Indiquez si chacune des affirmations suivantes concorde avec le texte sur la campagne présidentielle ci-dessous, en répondant par oui ou par non et en citant fidèlement les mots du texte qui permettent de trancher.
(a) François Fillon a été élu par les quatre millions d'électeurs de la primaire.
(b) C'est par la droite que le jeu de massacre a commencé.
(c) Les magistrats sortent de leur rôle lorsqu'ils instruisent une affaire d'emplois fictifs.

▶ **Page**
▼

Au fond, c’est par la gauche que le jeu de massacre a commencé. Hollande, trahi par les siens. Valls, deuxième de liste au banquet cannibale. Puis le grand cadavre de l’un de nos deux partis de gouvernement, non plus à la renverse, mais en décomposition avancée. Et le triste M. Hamon qui, à l’heure où l’on attend d’un aspirant président qu’il nous dise ce qu’il dira à Trump, Poutine ou aux islamistes radicaux, ne trouve à nous parler que de la dépénalisation du cannabis, de l’invasion des boues rouges ou des perturbateurs endocriniens.

C’est côté droit que l’hécatombe a, aussitôt après, atteint son apogée. Élimination de l’ancien président Sarkozy. Mise sur la touche du président virtuel Juppé que l’opinion avait sacré et que l’on découvre, ce lundi matin, étonnamment plus grand que lui-même. Et, face au vainqueur, François Fillon, élu par les quatre millions d’électeurs de la primaire, le spectacle des moutons devenus mutins et tentant de le sortir, à son tour, du jeu. Combinaisons d’appareil. Manœuvres et tractations. Le tout sur fond de sondages scrutés par les modernes haruspices. Deuxième cadavre à la renverse.

Et puis, bien sûr, les magistrats qui sont évidemment dans leur rôle quand ils instruisent une affaire d’emplois fictifs, mais à qui ce n’est pas faire injure de rappeler : que, pour être juges, ils n’en sont pas moins hommes et peuvent aussi être animés, sous l’hermine, par des passions et des ressentiments ordinaires ; qu’ils détiennent un pouvoir considérable et que ce pouvoir a toujours, comme tout pouvoir, tendance à aller au bout de soi ; et qu’ils sont devenus, de ce fait, acteurs à part entière d’une campagne dont ils doivent, en bonne doctrine Montesquieu, se tenir scrupuleusement écartés.

▲

▶ **Entrées de disposition spatiale**
▼

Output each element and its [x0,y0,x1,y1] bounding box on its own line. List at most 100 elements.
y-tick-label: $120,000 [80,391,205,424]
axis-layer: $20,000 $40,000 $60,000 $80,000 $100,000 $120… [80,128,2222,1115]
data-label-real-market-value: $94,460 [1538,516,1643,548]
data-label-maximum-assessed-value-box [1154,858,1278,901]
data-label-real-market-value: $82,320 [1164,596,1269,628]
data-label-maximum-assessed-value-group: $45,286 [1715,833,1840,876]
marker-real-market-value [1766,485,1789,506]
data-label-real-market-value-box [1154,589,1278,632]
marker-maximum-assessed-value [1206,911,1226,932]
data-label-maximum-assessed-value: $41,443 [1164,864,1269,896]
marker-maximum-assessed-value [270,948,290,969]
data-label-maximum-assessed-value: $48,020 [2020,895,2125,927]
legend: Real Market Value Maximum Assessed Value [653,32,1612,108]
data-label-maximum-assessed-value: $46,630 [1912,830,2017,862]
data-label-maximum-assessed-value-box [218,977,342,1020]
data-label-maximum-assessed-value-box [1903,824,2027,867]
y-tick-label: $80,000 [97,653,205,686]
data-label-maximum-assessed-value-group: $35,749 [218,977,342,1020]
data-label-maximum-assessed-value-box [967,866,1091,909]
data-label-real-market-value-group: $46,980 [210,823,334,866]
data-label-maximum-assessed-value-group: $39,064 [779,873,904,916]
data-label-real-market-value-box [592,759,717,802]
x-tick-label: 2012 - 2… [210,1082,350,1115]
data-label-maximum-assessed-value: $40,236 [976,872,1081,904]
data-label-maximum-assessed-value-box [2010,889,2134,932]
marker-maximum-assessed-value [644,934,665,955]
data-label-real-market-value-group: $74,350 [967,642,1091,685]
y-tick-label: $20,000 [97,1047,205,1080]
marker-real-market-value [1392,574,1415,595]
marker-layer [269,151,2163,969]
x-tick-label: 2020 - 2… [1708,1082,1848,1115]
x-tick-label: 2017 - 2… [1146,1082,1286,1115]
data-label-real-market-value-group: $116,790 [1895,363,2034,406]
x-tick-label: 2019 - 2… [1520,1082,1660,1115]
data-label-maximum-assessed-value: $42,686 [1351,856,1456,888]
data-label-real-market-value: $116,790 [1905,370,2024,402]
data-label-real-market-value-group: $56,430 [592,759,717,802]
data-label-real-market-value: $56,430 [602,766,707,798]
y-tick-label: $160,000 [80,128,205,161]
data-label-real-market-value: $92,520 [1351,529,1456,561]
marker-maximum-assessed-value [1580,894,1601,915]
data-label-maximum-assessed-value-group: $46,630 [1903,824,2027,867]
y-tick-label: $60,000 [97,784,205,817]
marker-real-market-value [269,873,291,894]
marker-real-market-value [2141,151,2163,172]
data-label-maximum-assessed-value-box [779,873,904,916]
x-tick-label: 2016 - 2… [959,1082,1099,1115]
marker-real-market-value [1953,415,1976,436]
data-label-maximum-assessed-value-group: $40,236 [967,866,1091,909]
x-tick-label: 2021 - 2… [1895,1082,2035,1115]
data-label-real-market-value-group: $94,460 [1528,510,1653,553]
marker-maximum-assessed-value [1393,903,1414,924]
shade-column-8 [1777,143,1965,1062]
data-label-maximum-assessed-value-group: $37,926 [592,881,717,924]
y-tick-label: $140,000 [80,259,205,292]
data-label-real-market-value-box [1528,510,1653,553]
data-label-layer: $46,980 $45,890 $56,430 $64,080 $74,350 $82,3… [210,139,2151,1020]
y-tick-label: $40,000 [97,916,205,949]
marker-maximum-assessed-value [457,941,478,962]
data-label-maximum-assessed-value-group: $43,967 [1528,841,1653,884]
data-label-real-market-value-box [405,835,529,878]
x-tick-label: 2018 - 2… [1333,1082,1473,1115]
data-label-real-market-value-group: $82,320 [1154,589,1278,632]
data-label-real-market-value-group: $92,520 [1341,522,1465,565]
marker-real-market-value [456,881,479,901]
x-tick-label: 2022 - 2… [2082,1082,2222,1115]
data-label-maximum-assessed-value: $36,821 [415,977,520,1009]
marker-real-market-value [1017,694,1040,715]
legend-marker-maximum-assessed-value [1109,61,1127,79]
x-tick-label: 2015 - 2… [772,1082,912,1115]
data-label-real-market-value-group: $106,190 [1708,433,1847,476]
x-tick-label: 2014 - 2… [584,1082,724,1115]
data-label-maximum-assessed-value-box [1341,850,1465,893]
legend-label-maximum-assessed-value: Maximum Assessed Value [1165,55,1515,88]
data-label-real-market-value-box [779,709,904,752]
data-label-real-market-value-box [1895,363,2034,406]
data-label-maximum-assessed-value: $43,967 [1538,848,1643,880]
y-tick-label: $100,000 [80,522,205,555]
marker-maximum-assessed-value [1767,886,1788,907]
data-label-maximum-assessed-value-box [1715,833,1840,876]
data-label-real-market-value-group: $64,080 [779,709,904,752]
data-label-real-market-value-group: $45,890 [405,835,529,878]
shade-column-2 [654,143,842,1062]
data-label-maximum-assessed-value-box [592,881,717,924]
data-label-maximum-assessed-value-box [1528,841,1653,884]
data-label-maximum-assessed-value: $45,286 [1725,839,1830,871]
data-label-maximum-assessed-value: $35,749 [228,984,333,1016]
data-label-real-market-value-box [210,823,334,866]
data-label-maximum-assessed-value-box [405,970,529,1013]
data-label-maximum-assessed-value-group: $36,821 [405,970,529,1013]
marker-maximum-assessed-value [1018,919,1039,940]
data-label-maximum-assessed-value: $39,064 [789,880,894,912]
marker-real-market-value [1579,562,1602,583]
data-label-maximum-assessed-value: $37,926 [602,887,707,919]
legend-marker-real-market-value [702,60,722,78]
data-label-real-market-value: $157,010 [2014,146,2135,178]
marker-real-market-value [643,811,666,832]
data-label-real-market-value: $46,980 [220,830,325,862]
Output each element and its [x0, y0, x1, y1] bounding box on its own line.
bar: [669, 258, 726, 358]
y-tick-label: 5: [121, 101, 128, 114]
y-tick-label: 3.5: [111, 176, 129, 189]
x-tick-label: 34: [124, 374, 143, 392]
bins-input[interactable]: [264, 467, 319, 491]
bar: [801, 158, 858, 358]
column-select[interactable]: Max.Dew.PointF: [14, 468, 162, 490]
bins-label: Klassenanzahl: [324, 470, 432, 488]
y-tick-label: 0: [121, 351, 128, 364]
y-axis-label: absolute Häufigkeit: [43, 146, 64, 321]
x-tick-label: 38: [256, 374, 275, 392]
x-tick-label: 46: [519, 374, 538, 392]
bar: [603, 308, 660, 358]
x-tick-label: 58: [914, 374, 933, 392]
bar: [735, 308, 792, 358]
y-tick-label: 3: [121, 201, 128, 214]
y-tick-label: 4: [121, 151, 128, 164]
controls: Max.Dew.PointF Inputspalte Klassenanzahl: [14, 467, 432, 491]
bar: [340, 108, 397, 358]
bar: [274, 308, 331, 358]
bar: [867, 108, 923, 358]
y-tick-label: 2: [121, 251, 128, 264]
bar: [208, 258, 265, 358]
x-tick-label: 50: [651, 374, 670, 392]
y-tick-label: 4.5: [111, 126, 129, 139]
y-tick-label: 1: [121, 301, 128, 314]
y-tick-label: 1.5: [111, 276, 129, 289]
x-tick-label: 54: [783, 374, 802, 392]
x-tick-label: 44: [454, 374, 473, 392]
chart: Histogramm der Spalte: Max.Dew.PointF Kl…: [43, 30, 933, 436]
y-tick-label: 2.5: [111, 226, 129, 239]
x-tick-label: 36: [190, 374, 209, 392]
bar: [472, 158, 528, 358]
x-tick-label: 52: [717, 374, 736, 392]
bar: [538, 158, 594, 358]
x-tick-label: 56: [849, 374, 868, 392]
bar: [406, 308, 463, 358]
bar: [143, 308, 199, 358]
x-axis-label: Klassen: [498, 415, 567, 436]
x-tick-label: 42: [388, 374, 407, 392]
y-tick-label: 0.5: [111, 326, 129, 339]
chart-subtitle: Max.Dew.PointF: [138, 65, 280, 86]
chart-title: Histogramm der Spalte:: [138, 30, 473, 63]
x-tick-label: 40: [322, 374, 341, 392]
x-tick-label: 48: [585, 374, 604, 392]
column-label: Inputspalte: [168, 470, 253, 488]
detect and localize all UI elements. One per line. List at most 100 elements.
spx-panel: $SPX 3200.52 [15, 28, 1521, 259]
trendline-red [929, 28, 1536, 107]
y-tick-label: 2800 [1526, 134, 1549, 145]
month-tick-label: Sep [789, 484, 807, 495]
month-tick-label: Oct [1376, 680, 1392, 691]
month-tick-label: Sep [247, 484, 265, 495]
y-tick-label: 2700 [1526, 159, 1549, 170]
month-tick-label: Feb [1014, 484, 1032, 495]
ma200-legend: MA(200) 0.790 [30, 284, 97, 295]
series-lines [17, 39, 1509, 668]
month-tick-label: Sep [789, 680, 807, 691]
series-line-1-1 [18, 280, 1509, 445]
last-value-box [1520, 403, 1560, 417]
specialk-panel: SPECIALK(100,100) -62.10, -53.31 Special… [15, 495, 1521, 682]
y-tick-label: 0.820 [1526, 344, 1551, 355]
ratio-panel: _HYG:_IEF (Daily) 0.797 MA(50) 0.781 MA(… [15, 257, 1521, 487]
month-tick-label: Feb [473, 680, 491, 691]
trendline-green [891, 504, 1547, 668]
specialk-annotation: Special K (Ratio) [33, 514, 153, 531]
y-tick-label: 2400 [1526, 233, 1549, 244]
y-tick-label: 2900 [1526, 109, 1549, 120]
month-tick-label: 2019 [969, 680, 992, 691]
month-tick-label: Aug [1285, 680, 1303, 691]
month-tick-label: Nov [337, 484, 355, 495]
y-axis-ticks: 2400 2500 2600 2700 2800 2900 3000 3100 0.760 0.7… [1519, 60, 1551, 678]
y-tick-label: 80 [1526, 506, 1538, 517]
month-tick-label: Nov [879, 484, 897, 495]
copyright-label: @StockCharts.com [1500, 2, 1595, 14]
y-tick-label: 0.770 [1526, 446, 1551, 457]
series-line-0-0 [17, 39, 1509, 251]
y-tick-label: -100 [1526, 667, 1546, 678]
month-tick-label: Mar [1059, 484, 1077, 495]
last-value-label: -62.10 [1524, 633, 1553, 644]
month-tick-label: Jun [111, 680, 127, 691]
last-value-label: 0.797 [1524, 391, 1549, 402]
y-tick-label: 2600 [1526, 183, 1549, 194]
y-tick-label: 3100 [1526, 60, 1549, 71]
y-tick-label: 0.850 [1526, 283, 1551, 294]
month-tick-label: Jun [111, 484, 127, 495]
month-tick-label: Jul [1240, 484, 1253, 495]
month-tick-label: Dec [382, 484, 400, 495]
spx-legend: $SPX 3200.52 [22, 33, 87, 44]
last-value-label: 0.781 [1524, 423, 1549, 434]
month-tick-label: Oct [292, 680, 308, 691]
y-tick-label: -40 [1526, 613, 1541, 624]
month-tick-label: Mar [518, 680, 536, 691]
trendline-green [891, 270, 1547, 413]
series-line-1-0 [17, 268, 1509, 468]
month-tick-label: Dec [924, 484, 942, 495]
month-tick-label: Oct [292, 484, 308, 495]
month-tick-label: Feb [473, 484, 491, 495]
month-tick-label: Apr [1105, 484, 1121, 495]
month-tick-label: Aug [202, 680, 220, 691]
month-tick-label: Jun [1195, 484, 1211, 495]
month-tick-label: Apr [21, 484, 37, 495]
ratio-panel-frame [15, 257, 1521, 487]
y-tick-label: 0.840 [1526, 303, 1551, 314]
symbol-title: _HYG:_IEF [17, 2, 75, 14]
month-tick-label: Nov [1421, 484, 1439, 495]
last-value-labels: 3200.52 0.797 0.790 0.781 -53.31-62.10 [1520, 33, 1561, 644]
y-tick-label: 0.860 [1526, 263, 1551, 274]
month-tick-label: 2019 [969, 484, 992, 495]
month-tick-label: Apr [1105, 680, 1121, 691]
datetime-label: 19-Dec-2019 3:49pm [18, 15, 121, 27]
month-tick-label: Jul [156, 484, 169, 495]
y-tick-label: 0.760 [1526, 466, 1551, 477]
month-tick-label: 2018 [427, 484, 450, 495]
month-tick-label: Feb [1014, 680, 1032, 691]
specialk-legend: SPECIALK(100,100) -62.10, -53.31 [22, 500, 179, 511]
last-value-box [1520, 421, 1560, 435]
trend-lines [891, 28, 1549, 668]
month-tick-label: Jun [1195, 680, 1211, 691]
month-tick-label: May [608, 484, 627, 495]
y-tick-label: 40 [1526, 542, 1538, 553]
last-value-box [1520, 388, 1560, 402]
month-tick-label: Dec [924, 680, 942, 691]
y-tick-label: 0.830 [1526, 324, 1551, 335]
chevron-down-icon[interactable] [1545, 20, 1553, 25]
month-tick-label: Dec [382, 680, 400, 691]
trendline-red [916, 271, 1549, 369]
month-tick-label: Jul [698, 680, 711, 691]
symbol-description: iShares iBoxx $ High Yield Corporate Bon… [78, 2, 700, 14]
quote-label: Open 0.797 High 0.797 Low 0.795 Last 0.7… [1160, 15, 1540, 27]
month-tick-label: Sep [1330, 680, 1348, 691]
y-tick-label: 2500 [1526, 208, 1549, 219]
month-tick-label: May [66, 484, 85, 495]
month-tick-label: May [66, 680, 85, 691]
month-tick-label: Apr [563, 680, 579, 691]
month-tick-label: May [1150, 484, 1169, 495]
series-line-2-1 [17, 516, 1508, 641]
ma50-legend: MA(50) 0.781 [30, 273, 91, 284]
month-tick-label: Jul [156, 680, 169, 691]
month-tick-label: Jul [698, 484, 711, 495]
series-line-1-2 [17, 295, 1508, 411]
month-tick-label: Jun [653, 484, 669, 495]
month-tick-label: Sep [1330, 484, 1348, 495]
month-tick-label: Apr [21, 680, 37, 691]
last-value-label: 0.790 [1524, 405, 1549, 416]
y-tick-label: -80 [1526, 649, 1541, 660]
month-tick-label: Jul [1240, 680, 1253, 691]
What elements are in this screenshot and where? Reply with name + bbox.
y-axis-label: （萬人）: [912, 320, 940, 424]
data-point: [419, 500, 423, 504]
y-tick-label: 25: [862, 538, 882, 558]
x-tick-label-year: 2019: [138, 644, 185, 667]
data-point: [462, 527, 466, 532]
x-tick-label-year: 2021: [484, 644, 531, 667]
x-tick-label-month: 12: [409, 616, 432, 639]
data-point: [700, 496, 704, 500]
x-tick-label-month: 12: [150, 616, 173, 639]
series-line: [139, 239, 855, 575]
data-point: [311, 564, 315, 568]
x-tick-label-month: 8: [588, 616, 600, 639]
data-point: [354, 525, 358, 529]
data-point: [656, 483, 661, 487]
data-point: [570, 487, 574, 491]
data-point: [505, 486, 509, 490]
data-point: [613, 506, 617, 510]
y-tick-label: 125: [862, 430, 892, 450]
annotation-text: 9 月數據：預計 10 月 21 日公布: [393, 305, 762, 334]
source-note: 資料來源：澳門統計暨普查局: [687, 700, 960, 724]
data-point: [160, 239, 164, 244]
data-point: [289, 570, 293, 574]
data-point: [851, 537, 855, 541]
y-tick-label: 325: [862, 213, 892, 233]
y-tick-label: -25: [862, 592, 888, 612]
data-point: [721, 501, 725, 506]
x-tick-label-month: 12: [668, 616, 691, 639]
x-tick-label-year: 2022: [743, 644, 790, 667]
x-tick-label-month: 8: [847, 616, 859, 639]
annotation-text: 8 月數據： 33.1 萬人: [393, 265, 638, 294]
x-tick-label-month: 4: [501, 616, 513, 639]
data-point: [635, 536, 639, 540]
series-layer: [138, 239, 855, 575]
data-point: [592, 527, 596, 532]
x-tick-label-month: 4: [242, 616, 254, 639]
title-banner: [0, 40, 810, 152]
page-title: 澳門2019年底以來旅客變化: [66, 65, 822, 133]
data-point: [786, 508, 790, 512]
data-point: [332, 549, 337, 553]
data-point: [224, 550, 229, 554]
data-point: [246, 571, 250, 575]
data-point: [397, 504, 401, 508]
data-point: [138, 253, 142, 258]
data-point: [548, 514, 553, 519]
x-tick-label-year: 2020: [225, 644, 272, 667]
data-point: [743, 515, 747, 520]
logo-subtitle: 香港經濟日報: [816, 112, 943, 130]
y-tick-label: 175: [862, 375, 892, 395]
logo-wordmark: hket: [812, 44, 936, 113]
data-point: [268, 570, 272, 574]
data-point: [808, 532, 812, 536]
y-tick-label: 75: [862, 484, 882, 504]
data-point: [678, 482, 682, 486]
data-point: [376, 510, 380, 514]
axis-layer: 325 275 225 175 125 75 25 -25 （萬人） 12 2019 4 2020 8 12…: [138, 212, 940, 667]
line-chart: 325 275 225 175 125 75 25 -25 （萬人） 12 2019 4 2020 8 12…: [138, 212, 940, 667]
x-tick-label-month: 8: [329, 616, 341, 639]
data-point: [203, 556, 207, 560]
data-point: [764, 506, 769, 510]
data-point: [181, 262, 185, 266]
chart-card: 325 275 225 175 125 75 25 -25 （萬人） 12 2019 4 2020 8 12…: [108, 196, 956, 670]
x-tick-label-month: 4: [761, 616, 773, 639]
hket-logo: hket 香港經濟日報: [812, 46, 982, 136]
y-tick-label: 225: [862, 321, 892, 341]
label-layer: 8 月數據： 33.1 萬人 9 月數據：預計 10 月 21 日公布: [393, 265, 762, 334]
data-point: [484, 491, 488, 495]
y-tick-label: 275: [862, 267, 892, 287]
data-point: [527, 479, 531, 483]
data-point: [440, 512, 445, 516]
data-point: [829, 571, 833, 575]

▲

▶ **Résultat obtenu**
(a) Oui : « François Fillon, élu par les quatre millions d’électeurs de la primaire ».
(b) Non : « c’est par la gauche que le jeu de massacre a commencé ».
(c) Non : « les magistrats qui sont évidemment dans leur rôle quand ils instruisent une affaire d’emplois fictifs ».